▶ [What is expected]: Copy the data from the line holding "x-tick-label: 2010 (499, 284, 532, 299)" through the line holding "series-line-catch.iyv-s3 (692, 69, 891, 262)", inclusive, reproducing each line unchanged.

▶ [Data in this exercise]:
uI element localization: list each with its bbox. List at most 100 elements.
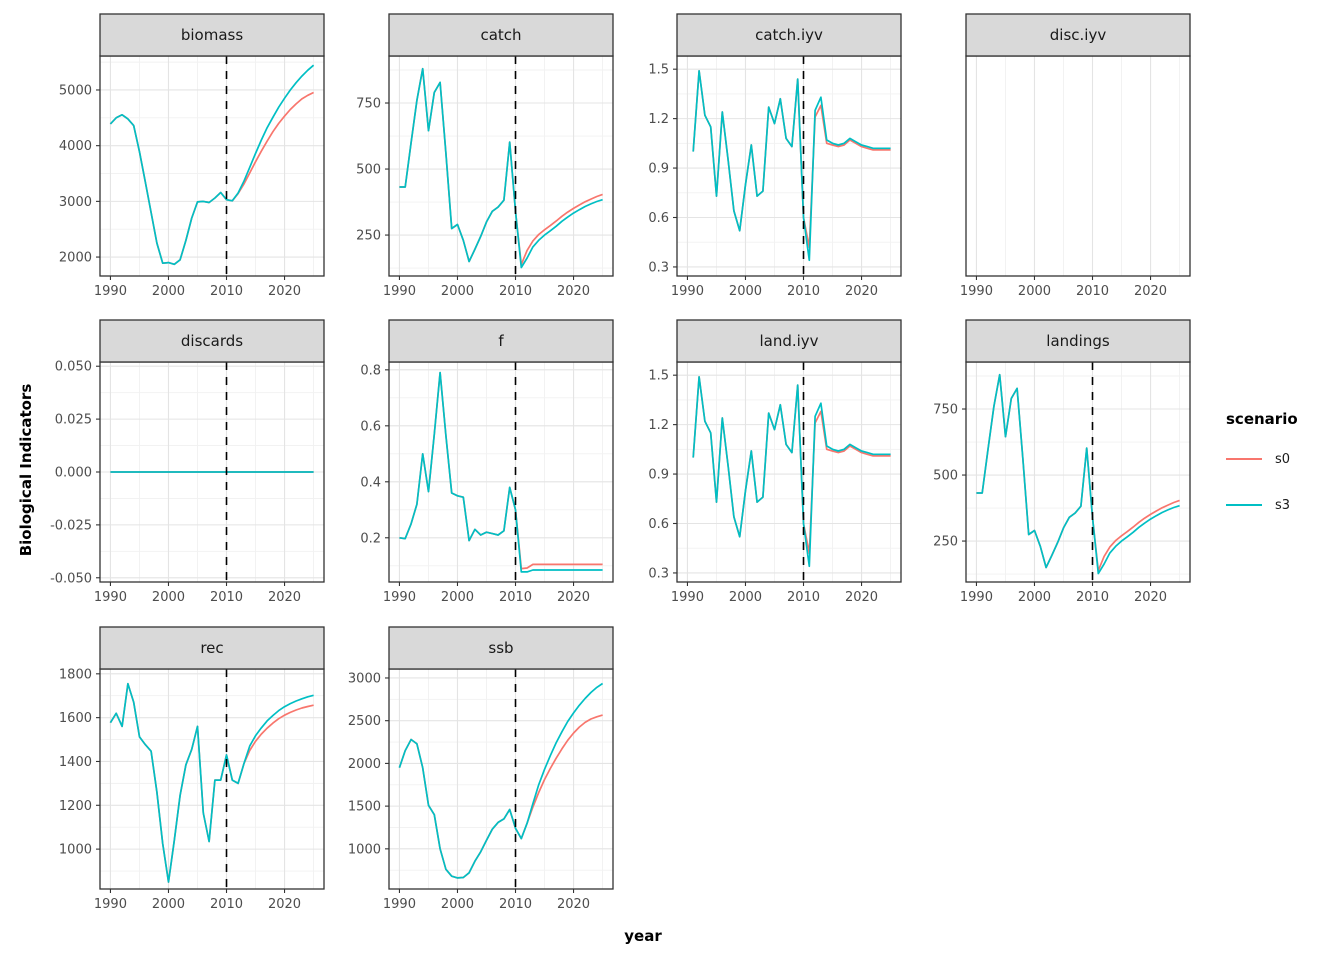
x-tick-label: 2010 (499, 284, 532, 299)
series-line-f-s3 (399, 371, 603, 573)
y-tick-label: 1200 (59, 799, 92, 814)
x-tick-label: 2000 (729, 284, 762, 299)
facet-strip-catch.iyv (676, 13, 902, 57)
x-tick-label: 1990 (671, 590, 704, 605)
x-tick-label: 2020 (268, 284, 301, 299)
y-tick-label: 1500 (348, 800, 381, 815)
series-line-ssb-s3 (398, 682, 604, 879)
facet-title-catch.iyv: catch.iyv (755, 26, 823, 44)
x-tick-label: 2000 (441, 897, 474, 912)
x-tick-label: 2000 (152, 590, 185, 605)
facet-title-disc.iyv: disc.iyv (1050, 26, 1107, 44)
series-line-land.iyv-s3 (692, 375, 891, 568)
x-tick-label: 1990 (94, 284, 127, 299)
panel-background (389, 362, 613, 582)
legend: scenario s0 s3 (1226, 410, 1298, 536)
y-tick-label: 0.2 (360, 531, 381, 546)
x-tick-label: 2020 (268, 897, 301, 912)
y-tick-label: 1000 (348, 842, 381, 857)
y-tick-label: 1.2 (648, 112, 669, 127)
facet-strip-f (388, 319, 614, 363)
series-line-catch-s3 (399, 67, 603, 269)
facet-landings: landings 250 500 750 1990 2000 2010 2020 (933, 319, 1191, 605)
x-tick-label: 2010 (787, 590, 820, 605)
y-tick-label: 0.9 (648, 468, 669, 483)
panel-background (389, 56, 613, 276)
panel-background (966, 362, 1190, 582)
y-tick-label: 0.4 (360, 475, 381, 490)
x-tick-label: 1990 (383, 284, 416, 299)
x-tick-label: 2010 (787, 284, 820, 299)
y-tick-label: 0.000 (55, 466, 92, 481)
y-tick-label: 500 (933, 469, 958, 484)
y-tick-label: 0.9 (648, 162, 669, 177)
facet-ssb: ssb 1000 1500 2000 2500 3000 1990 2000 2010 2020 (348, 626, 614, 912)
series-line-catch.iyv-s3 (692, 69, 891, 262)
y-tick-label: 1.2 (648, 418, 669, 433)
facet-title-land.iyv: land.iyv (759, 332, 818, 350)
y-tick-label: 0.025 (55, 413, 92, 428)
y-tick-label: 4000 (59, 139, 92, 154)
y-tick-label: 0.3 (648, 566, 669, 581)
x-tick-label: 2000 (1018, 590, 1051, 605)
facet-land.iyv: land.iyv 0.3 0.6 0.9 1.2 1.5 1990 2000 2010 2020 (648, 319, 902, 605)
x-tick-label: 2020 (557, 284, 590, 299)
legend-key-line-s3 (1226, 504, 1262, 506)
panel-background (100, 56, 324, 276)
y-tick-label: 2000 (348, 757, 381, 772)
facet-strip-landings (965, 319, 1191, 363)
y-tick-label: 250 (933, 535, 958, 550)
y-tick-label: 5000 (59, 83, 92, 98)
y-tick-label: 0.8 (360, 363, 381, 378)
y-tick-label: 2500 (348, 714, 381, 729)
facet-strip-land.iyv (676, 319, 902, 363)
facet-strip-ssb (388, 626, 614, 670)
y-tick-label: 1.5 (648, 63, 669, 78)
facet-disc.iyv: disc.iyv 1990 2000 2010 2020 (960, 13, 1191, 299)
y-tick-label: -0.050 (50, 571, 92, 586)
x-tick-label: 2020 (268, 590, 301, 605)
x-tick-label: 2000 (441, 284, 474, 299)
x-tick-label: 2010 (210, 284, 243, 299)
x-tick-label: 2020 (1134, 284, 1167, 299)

▶ [Final answer]:
x-tick-label: 2010 (499, 284, 532, 299)
series-line-f-s3 (399, 371, 603, 573)
y-tick-label: 1200 (59, 799, 92, 814)
x-tick-label: 2000 (729, 284, 762, 299)
facet-strip-catch.iyv (676, 13, 902, 57)
x-tick-label: 1990 (671, 590, 704, 605)
x-tick-label: 2020 (268, 284, 301, 299)
y-tick-label: 1500 (348, 800, 381, 815)
series-line-ssb-s3 (398, 682, 604, 879)
facet-title-catch.iyv: catch.iyv (755, 26, 823, 44)
x-tick-label: 2000 (441, 897, 474, 912)
x-tick-label: 2000 (152, 590, 185, 605)
facet-title-disc.iyv: disc.iyv (1050, 26, 1107, 44)
series-line-land.iyv-s3 (692, 375, 891, 568)
x-tick-label: 1990 (94, 284, 127, 299)
panel-background (389, 362, 613, 582)
legend: scenario s0 s3 (1226, 410, 1298, 536)
y-tick-label: 0.2 (360, 531, 381, 546)
x-tick-label: 2020 (268, 897, 301, 912)
y-tick-label: 1000 (348, 842, 381, 857)
y-tick-label: 1.2 (648, 112, 669, 127)
facet-strip-f (388, 319, 614, 363)
series-line-catch-s3 (399, 67, 603, 269)
facet-landings: landings 250 500 750 1990 2000 2010 2020 (933, 319, 1191, 605)
x-tick-label: 2010 (787, 590, 820, 605)
y-tick-label: 0.9 (648, 468, 669, 483)
panel-background (389, 56, 613, 276)
panel-background (966, 362, 1190, 582)
y-tick-label: 0.4 (360, 475, 381, 490)
x-tick-label: 1990 (383, 284, 416, 299)
x-tick-label: 2010 (787, 284, 820, 299)
y-tick-label: 0.000 (55, 466, 92, 481)
y-tick-label: 500 (933, 469, 958, 484)
y-tick-label: 0.9 (648, 162, 669, 177)
facet-ssb: ssb 1000 1500 2000 2500 3000 1990 2000 2010 2020 (348, 626, 614, 912)
series-line-catch.iyv-s3 (692, 69, 891, 262)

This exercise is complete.